AIM:
Extract the listing below in full, unchanged.

Records about charts and figures
+---+

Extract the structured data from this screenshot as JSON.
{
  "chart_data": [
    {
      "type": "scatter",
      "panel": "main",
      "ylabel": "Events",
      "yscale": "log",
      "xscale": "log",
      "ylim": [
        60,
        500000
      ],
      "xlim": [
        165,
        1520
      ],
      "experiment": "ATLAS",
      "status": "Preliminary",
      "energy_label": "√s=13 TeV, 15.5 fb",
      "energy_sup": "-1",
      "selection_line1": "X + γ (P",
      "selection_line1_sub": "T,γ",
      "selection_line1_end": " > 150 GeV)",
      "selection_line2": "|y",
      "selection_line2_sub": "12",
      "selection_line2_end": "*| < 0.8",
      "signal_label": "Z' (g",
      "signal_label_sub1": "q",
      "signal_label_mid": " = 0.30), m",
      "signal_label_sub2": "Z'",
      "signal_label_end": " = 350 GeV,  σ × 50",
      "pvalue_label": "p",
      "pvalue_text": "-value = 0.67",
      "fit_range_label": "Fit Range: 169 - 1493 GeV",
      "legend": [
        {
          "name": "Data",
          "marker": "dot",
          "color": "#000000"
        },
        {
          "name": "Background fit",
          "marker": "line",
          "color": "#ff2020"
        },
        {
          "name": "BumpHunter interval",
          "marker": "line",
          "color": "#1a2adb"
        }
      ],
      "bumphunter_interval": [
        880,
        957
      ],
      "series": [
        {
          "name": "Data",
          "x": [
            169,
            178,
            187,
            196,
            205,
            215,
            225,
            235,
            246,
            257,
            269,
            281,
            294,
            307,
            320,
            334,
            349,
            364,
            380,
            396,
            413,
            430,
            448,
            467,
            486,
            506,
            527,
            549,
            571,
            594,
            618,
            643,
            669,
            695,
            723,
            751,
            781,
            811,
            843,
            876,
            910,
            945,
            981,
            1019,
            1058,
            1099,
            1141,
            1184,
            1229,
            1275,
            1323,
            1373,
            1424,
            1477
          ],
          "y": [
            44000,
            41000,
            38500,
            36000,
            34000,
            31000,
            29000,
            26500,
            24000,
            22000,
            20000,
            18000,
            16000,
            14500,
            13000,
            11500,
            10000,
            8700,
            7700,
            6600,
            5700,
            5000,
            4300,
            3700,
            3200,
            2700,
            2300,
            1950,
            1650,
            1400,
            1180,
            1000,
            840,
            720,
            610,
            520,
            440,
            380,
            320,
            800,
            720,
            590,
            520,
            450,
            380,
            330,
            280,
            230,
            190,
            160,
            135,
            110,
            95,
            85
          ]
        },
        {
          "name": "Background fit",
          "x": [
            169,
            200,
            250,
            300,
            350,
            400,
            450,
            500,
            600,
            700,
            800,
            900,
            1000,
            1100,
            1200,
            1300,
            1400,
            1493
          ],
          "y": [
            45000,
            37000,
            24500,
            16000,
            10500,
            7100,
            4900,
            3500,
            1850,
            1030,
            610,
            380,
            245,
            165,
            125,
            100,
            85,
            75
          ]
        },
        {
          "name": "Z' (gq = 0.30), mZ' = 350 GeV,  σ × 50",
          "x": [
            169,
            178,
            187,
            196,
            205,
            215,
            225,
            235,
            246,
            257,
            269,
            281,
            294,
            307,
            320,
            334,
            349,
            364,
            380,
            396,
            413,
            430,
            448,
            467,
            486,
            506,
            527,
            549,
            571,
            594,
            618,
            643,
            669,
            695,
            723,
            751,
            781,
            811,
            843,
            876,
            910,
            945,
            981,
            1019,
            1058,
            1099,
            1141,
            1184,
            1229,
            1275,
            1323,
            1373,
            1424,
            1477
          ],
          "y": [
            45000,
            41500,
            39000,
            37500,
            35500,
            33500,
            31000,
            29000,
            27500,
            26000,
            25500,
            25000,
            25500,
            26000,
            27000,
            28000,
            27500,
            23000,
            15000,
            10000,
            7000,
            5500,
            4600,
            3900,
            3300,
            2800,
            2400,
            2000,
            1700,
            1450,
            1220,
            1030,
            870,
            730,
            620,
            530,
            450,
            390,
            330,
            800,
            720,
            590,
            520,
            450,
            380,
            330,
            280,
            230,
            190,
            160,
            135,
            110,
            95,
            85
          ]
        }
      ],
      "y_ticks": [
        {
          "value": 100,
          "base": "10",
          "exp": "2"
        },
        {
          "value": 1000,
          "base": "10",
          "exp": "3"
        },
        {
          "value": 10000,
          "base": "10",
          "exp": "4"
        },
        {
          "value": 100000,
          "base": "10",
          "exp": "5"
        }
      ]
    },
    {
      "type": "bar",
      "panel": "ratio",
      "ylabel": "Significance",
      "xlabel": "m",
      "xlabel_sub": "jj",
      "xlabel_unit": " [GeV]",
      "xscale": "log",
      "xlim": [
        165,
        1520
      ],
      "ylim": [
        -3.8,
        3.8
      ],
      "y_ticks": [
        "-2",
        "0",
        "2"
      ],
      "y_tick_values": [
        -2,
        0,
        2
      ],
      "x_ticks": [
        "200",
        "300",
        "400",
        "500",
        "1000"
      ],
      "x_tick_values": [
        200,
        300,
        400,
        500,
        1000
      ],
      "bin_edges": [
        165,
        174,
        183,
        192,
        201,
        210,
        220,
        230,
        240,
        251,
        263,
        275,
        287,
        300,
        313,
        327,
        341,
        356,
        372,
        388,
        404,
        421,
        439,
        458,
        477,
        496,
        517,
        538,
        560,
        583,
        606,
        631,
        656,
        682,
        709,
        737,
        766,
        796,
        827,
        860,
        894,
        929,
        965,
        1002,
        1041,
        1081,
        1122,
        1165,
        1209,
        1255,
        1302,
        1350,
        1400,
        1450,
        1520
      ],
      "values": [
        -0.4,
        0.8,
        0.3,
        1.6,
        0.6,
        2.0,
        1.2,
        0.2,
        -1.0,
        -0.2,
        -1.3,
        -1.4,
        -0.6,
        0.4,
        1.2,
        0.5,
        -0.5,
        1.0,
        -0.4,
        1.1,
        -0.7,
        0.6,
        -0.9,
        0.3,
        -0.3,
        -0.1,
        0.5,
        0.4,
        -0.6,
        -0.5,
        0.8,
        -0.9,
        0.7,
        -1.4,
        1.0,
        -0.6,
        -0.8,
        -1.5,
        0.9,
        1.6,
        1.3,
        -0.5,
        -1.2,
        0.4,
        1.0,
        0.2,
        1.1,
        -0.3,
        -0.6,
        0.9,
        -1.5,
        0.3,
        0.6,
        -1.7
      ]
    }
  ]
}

+---+

REPLY:
Extract the structured data from this screenshot as JSON.
{
  "chart_data": [
    {
      "type": "scatter",
      "panel": "main",
      "ylabel": "Events",
      "yscale": "log",
      "xscale": "log",
      "ylim": [
        60,
        500000
      ],
      "xlim": [
        165,
        1520
      ],
      "experiment": "ATLAS",
      "status": "Preliminary",
      "energy_label": "√s=13 TeV, 15.5 fb",
      "energy_sup": "-1",
      "selection_line1": "X + γ (P",
      "selection_line1_sub": "T,γ",
      "selection_line1_end": " > 150 GeV)",
      "selection_line2": "|y",
      "selection_line2_sub": "12",
      "selection_line2_end": "*| < 0.8",
      "signal_label": "Z' (g",
      "signal_label_sub1": "q",
      "signal_label_mid": " = 0.30), m",
      "signal_label_sub2": "Z'",
      "signal_label_end": " = 350 GeV,  σ × 50",
      "pvalue_label": "p",
      "pvalue_text": "-value = 0.67",
      "fit_range_label": "Fit Range: 169 - 1493 GeV",
      "legend": [
        {
          "name": "Data",
          "marker": "dot",
          "color": "#000000"
        },
        {
          "name": "Background fit",
          "marker": "line",
          "color": "#ff2020"
        },
        {
          "name": "BumpHunter interval",
          "marker": "line",
          "color": "#1a2adb"
        }
      ],
      "bumphunter_interval": [
        880,
        957
      ],
      "series": [
        {
          "name": "Data",
          "x": [
            169,
            178,
            187,
            196,
            205,
            215,
            225,
            235,
            246,
            257,
            269,
            281,
            294,
            307,
            320,
            334,
            349,
            364,
            380,
            396,
            413,
            430,
            448,
            467,
            486,
            506,
            527,
            549,
            571,
            594,
            618,
            643,
            669,
            695,
            723,
            751,
            781,
            811,
            843,
            876,
            910,
            945,
            981,
            1019,
            1058,
            1099,
            1141,
            1184,
            1229,
            1275,
            1323,
            1373,
            1424,
            1477
          ],
          "y": [
            44000,
            41000,
            38500,
            36000,
            34000,
            31000,
            29000,
            26500,
            24000,
            22000,
            20000,
            18000,
            16000,
            14500,
            13000,
            11500,
            10000,
            8700,
            7700,
            6600,
            5700,
            5000,
            4300,
            3700,
            3200,
            2700,
            2300,
            1950,
            1650,
            1400,
            1180,
            1000,
            840,
            720,
            610,
            520,
            440,
            380,
            320,
            800,
            720,
            590,
            520,
            450,
            380,
            330,
            280,
            230,
            190,
            160,
            135,
            110,
            95,
            85
          ]
        },
        {
          "name": "Background fit",
          "x": [
            169,
            200,
            250,
            300,
            350,
            400,
            450,
            500,
            600,
            700,
            800,
            900,
            1000,
            1100,
            1200,
            1300,
            1400,
            1493
          ],
          "y": [
            45000,
            37000,
            24500,
            16000,
            10500,
            7100,
            4900,
            3500,
            1850,
            1030,
            610,
            380,
            245,
            165,
            125,
            100,
            85,
            75
          ]
        },
        {
          "name": "Z' (gq = 0.30), mZ' = 350 GeV,  σ × 50",
          "x": [
            169,
            178,
            187,
            196,
            205,
            215,
            225,
            235,
            246,
            257,
            269,
            281,
            294,
            307,
            320,
            334,
            349,
            364,
            380,
            396,
            413,
            430,
            448,
            467,
            486,
            506,
            527,
            549,
            571,
            594,
            618,
            643,
            669,
            695,
            723,
            751,
            781,
            811,
            843,
            876,
            910,
            945,
            981,
            1019,
            1058,
            1099,
            1141,
            1184,
            1229,
            1275,
            1323,
            1373,
            1424,
            1477
          ],
          "y": [
            45000,
            41500,
            39000,
            37500,
            35500,
            33500,
            31000,
            29000,
            27500,
            26000,
            25500,
            25000,
            25500,
            26000,
            27000,
            28000,
            27500,
            23000,
            15000,
            10000,
            7000,
            5500,
            4600,
            3900,
            3300,
            2800,
            2400,
            2000,
            1700,
            1450,
            1220,
            1030,
            870,
            730,
            620,
            530,
            450,
            390,
            330,
            800,
            720,
            590,
            520,
            450,
            380,
            330,
            280,
            230,
            190,
            160,
            135,
            110,
            95,
            85
          ]
        }
      ],
      "y_ticks": [
        {
          "value": 100,
          "base": "10",
          "exp": "2"
        },
        {
          "value": 1000,
          "base": "10",
          "exp": "3"
        },
        {
          "value": 10000,
          "base": "10",
          "exp": "4"
        },
        {
          "value": 100000,
          "base": "10",
          "exp": "5"
        }
      ]
    },
    {
      "type": "bar",
      "panel": "ratio",
      "ylabel": "Significance",
      "xlabel": "m",
      "xlabel_sub": "jj",
      "xlabel_unit": " [GeV]",
      "xscale": "log",
      "xlim": [
        165,
        1520
      ],
      "ylim": [
        -3.8,
        3.8
      ],
      "y_ticks": [
        "-2",
        "0",
        "2"
      ],
      "y_tick_values": [
        -2,
        0,
        2
      ],
      "x_ticks": [
        "200",
        "300",
        "400",
        "500",
        "1000"
      ],
      "x_tick_values": [
        200,
        300,
        400,
        500,
        1000
      ],
      "bin_edges": [
        165,
        174,
        183,
        192,
        201,
        210,
        220,
        230,
        240,
        251,
        263,
        275,
        287,
        300,
        313,
        327,
        341,
        356,
        372,
        388,
        404,
        421,
        439,
        458,
        477,
        496,
        517,
        538,
        560,
        583,
        606,
        631,
        656,
        682,
        709,
        737,
        766,
        796,
        827,
        860,
        894,
        929,
        965,
        1002,
        1041,
        1081,
        1122,
        1165,
        1209,
        1255,
        1302,
        1350,
        1400,
        1450,
        1520
      ],
      "values": [
        -0.4,
        0.8,
        0.3,
        1.6,
        0.6,
        2.0,
        1.2,
        0.2,
        -1.0,
        -0.2,
        -1.3,
        -1.4,
        -0.6,
        0.4,
        1.2,
        0.5,
        -0.5,
        1.0,
        -0.4,
        1.1,
        -0.7,
        0.6,
        -0.9,
        0.3,
        -0.3,
        -0.1,
        0.5,
        0.4,
        -0.6,
        -0.5,
        0.8,
        -0.9,
        0.7,
        -1.4,
        1.0,
        -0.6,
        -0.8,
        -1.5,
        0.9,
        1.6,
        1.3,
        -0.5,
        -1.2,
        0.4,
        1.0,
        0.2,
        1.1,
        -0.3,
        -0.6,
        0.9,
        -1.5,
        0.3,
        0.6,
        -1.7
      ]
    }
  ]
}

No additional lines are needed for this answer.